> [Set task]: Quote each line of the material verbatim, without the pictures.

> [Provided records]:
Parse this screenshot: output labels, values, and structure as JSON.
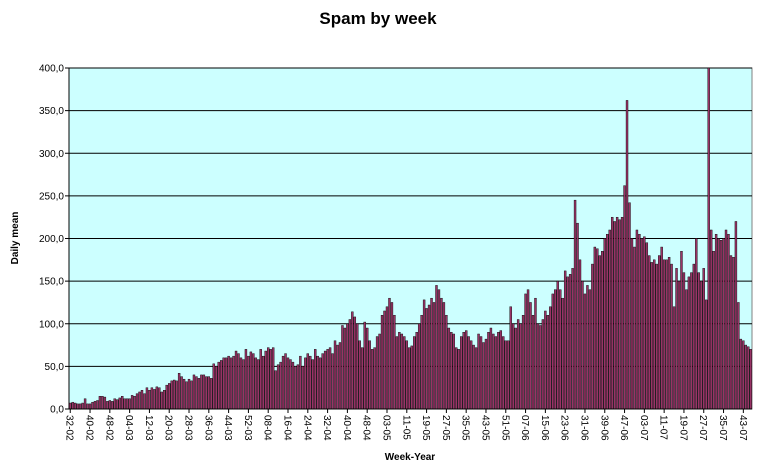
{
  "chart_data": {
    "type": "bar",
    "title": "Spam by week",
    "xlabel": "Week-Year",
    "ylabel": "Daily mean",
    "categories": [
      "32-02",
      null,
      null,
      null,
      null,
      null,
      null,
      null,
      "40-02",
      null,
      null,
      null,
      null,
      null,
      null,
      null,
      "48-02",
      null,
      null,
      null,
      null,
      null,
      null,
      null,
      "04-03",
      null,
      null,
      null,
      null,
      null,
      null,
      null,
      "12-03",
      null,
      null,
      null,
      null,
      null,
      null,
      null,
      "20-03",
      null,
      null,
      null,
      null,
      null,
      null,
      null,
      "28-03",
      null,
      null,
      null,
      null,
      null,
      null,
      null,
      "36-03",
      null,
      null,
      null,
      null,
      null,
      null,
      null,
      "44-03",
      null,
      null,
      null,
      null,
      null,
      null,
      null,
      "52-03",
      null,
      null,
      null,
      null,
      null,
      null,
      null,
      "08-04",
      null,
      null,
      null,
      null,
      null,
      null,
      null,
      "16-04",
      null,
      null,
      null,
      null,
      null,
      null,
      null,
      "24-04",
      null,
      null,
      null,
      null,
      null,
      null,
      null,
      "32-04",
      null,
      null,
      null,
      null,
      null,
      null,
      null,
      "40-04",
      null,
      null,
      null,
      null,
      null,
      null,
      null,
      "48-04",
      null,
      null,
      null,
      null,
      null,
      null,
      null,
      "03-05",
      null,
      null,
      null,
      null,
      null,
      null,
      null,
      "11-05",
      null,
      null,
      null,
      null,
      null,
      null,
      null,
      "19-05",
      null,
      null,
      null,
      null,
      null,
      null,
      null,
      "27-05",
      null,
      null,
      null,
      null,
      null,
      null,
      null,
      "35-05",
      null,
      null,
      null,
      null,
      null,
      null,
      null,
      "43-05",
      null,
      null,
      null,
      null,
      null,
      null,
      null,
      "51-05",
      null,
      null,
      null,
      null,
      null,
      null,
      null,
      "07-06",
      null,
      null,
      null,
      null,
      null,
      null,
      null,
      "15-06",
      null,
      null,
      null,
      null,
      null,
      null,
      null,
      "23-06",
      null,
      null,
      null,
      null,
      null,
      null,
      null,
      "31-06",
      null,
      null,
      null,
      null,
      null,
      null,
      null,
      "39-06",
      null,
      null,
      null,
      null,
      null,
      null,
      null,
      "47-06",
      null,
      null,
      null,
      null,
      null,
      null,
      null,
      "03-07",
      null,
      null,
      null,
      null,
      null,
      null,
      null,
      "11-07",
      null,
      null,
      null,
      null,
      null,
      null,
      null,
      "19-07",
      null,
      null,
      null,
      null,
      null,
      null,
      null,
      "27-07",
      null,
      null,
      null,
      null,
      null,
      null,
      null,
      "35-07",
      null,
      null,
      null,
      null,
      null,
      null,
      null,
      "43-07",
      null,
      null,
      null
    ],
    "values": [
      7,
      8,
      7,
      6,
      6,
      7,
      12,
      6,
      6,
      8,
      9,
      10,
      15,
      15,
      14,
      9,
      10,
      9,
      12,
      11,
      13,
      15,
      12,
      12,
      12,
      16,
      15,
      18,
      20,
      22,
      18,
      25,
      22,
      25,
      23,
      26,
      25,
      20,
      22,
      28,
      30,
      33,
      34,
      33,
      42,
      38,
      35,
      32,
      35,
      33,
      40,
      38,
      36,
      40,
      40,
      38,
      38,
      36,
      53,
      50,
      55,
      57,
      60,
      60,
      62,
      60,
      62,
      68,
      65,
      60,
      58,
      70,
      62,
      67,
      65,
      60,
      58,
      70,
      62,
      68,
      72,
      70,
      72,
      45,
      52,
      55,
      62,
      65,
      60,
      58,
      55,
      50,
      52,
      62,
      50,
      60,
      65,
      62,
      58,
      70,
      62,
      60,
      65,
      68,
      70,
      72,
      65,
      80,
      75,
      78,
      98,
      95,
      100,
      105,
      114,
      108,
      100,
      80,
      72,
      102,
      95,
      80,
      70,
      72,
      85,
      88,
      110,
      115,
      120,
      130,
      125,
      110,
      85,
      90,
      88,
      85,
      80,
      72,
      74,
      85,
      90,
      100,
      110,
      128,
      118,
      122,
      130,
      125,
      145,
      140,
      130,
      125,
      110,
      95,
      90,
      88,
      72,
      70,
      85,
      90,
      92,
      85,
      80,
      75,
      72,
      88,
      85,
      78,
      82,
      90,
      95,
      88,
      85,
      90,
      92,
      85,
      80,
      80,
      120,
      100,
      95,
      105,
      100,
      110,
      135,
      140,
      125,
      110,
      130,
      100,
      98,
      105,
      115,
      110,
      120,
      135,
      140,
      150,
      140,
      130,
      162,
      155,
      158,
      165,
      245,
      218,
      175,
      150,
      135,
      145,
      140,
      170,
      190,
      188,
      180,
      185,
      200,
      205,
      210,
      225,
      220,
      225,
      222,
      225,
      262,
      362,
      242,
      200,
      190,
      210,
      205,
      200,
      202,
      195,
      180,
      172,
      175,
      170,
      180,
      190,
      175,
      175,
      178,
      170,
      120,
      165,
      150,
      185,
      160,
      140,
      155,
      160,
      170,
      200,
      160,
      150,
      165,
      128,
      400,
      210,
      185,
      205,
      200,
      198,
      200,
      210,
      205,
      180,
      178,
      220,
      125,
      82,
      80,
      75,
      73,
      70
    ],
    "color": "#993366",
    "background": "#ccffff",
    "ylim": [
      0,
      400
    ],
    "yticks": [
      {
        "value": 0,
        "label": "0,0"
      },
      {
        "value": 50,
        "label": "50,0"
      },
      {
        "value": 100,
        "label": "100,0"
      },
      {
        "value": 150,
        "label": "150,0"
      },
      {
        "value": 200,
        "label": "200,0"
      },
      {
        "value": 250,
        "label": "250,0"
      },
      {
        "value": 300,
        "label": "300,0"
      },
      {
        "value": 350,
        "label": "350,0"
      },
      {
        "value": 400,
        "label": "400,0"
      }
    ],
    "grid": true
  }
}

> [Right answer]:
Parse this screenshot: output labels, values, and structure as JSON.
{
  "chart_data": {
    "type": "bar",
    "title": "Spam by week",
    "xlabel": "Week-Year",
    "ylabel": "Daily mean",
    "categories": [
      "32-02",
      null,
      null,
      null,
      null,
      null,
      null,
      null,
      "40-02",
      null,
      null,
      null,
      null,
      null,
      null,
      null,
      "48-02",
      null,
      null,
      null,
      null,
      null,
      null,
      null,
      "04-03",
      null,
      null,
      null,
      null,
      null,
      null,
      null,
      "12-03",
      null,
      null,
      null,
      null,
      null,
      null,
      null,
      "20-03",
      null,
      null,
      null,
      null,
      null,
      null,
      null,
      "28-03",
      null,
      null,
      null,
      null,
      null,
      null,
      null,
      "36-03",
      null,
      null,
      null,
      null,
      null,
      null,
      null,
      "44-03",
      null,
      null,
      null,
      null,
      null,
      null,
      null,
      "52-03",
      null,
      null,
      null,
      null,
      null,
      null,
      null,
      "08-04",
      null,
      null,
      null,
      null,
      null,
      null,
      null,
      "16-04",
      null,
      null,
      null,
      null,
      null,
      null,
      null,
      "24-04",
      null,
      null,
      null,
      null,
      null,
      null,
      null,
      "32-04",
      null,
      null,
      null,
      null,
      null,
      null,
      null,
      "40-04",
      null,
      null,
      null,
      null,
      null,
      null,
      null,
      "48-04",
      null,
      null,
      null,
      null,
      null,
      null,
      null,
      "03-05",
      null,
      null,
      null,
      null,
      null,
      null,
      null,
      "11-05",
      null,
      null,
      null,
      null,
      null,
      null,
      null,
      "19-05",
      null,
      null,
      null,
      null,
      null,
      null,
      null,
      "27-05",
      null,
      null,
      null,
      null,
      null,
      null,
      null,
      "35-05",
      null,
      null,
      null,
      null,
      null,
      null,
      null,
      "43-05",
      null,
      null,
      null,
      null,
      null,
      null,
      null,
      "51-05",
      null,
      null,
      null,
      null,
      null,
      null,
      null,
      "07-06",
      null,
      null,
      null,
      null,
      null,
      null,
      null,
      "15-06",
      null,
      null,
      null,
      null,
      null,
      null,
      null,
      "23-06",
      null,
      null,
      null,
      null,
      null,
      null,
      null,
      "31-06",
      null,
      null,
      null,
      null,
      null,
      null,
      null,
      "39-06",
      null,
      null,
      null,
      null,
      null,
      null,
      null,
      "47-06",
      null,
      null,
      null,
      null,
      null,
      null,
      null,
      "03-07",
      null,
      null,
      null,
      null,
      null,
      null,
      null,
      "11-07",
      null,
      null,
      null,
      null,
      null,
      null,
      null,
      "19-07",
      null,
      null,
      null,
      null,
      null,
      null,
      null,
      "27-07",
      null,
      null,
      null,
      null,
      null,
      null,
      null,
      "35-07",
      null,
      null,
      null,
      null,
      null,
      null,
      null,
      "43-07",
      null,
      null,
      null
    ],
    "values": [
      7,
      8,
      7,
      6,
      6,
      7,
      12,
      6,
      6,
      8,
      9,
      10,
      15,
      15,
      14,
      9,
      10,
      9,
      12,
      11,
      13,
      15,
      12,
      12,
      12,
      16,
      15,
      18,
      20,
      22,
      18,
      25,
      22,
      25,
      23,
      26,
      25,
      20,
      22,
      28,
      30,
      33,
      34,
      33,
      42,
      38,
      35,
      32,
      35,
      33,
      40,
      38,
      36,
      40,
      40,
      38,
      38,
      36,
      53,
      50,
      55,
      57,
      60,
      60,
      62,
      60,
      62,
      68,
      65,
      60,
      58,
      70,
      62,
      67,
      65,
      60,
      58,
      70,
      62,
      68,
      72,
      70,
      72,
      45,
      52,
      55,
      62,
      65,
      60,
      58,
      55,
      50,
      52,
      62,
      50,
      60,
      65,
      62,
      58,
      70,
      62,
      60,
      65,
      68,
      70,
      72,
      65,
      80,
      75,
      78,
      98,
      95,
      100,
      105,
      114,
      108,
      100,
      80,
      72,
      102,
      95,
      80,
      70,
      72,
      85,
      88,
      110,
      115,
      120,
      130,
      125,
      110,
      85,
      90,
      88,
      85,
      80,
      72,
      74,
      85,
      90,
      100,
      110,
      128,
      118,
      122,
      130,
      125,
      145,
      140,
      130,
      125,
      110,
      95,
      90,
      88,
      72,
      70,
      85,
      90,
      92,
      85,
      80,
      75,
      72,
      88,
      85,
      78,
      82,
      90,
      95,
      88,
      85,
      90,
      92,
      85,
      80,
      80,
      120,
      100,
      95,
      105,
      100,
      110,
      135,
      140,
      125,
      110,
      130,
      100,
      98,
      105,
      115,
      110,
      120,
      135,
      140,
      150,
      140,
      130,
      162,
      155,
      158,
      165,
      245,
      218,
      175,
      150,
      135,
      145,
      140,
      170,
      190,
      188,
      180,
      185,
      200,
      205,
      210,
      225,
      220,
      225,
      222,
      225,
      262,
      362,
      242,
      200,
      190,
      210,
      205,
      200,
      202,
      195,
      180,
      172,
      175,
      170,
      180,
      190,
      175,
      175,
      178,
      170,
      120,
      165,
      150,
      185,
      160,
      140,
      155,
      160,
      170,
      200,
      160,
      150,
      165,
      128,
      400,
      210,
      185,
      205,
      200,
      198,
      200,
      210,
      205,
      180,
      178,
      220,
      125,
      82,
      80,
      75,
      73,
      70
    ],
    "color": "#993366",
    "background": "#ccffff",
    "ylim": [
      0,
      400
    ],
    "yticks": [
      {
        "value": 0,
        "label": "0,0"
      },
      {
        "value": 50,
        "label": "50,0"
      },
      {
        "value": 100,
        "label": "100,0"
      },
      {
        "value": 150,
        "label": "150,0"
      },
      {
        "value": 200,
        "label": "200,0"
      },
      {
        "value": 250,
        "label": "250,0"
      },
      {
        "value": 300,
        "label": "300,0"
      },
      {
        "value": 350,
        "label": "350,0"
      },
      {
        "value": 400,
        "label": "400,0"
      }
    ],
    "grid": true
  }
}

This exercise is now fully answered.